**DESCRIPTION OF THE TASK:** Say how many lines contain the word "Times" and give no other text.

**DATA TO USE:**
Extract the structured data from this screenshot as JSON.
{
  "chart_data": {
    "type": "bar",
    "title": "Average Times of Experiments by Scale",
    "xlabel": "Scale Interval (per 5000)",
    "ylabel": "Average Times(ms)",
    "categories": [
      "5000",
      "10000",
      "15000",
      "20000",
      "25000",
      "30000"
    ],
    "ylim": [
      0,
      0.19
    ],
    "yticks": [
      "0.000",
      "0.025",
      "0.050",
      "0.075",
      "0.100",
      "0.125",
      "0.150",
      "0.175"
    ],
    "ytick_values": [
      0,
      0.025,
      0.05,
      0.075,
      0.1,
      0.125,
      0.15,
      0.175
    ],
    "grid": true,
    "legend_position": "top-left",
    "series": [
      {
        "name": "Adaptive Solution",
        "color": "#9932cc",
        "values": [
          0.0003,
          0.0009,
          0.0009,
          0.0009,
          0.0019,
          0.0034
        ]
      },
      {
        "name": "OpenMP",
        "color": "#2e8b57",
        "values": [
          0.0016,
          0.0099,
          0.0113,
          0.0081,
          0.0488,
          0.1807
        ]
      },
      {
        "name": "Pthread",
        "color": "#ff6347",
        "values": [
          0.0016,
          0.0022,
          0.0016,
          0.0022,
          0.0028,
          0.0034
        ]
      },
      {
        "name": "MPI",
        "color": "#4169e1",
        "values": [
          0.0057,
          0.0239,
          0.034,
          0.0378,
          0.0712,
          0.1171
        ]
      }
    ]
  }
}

**OUTPUT FOR THIS TASK:** 2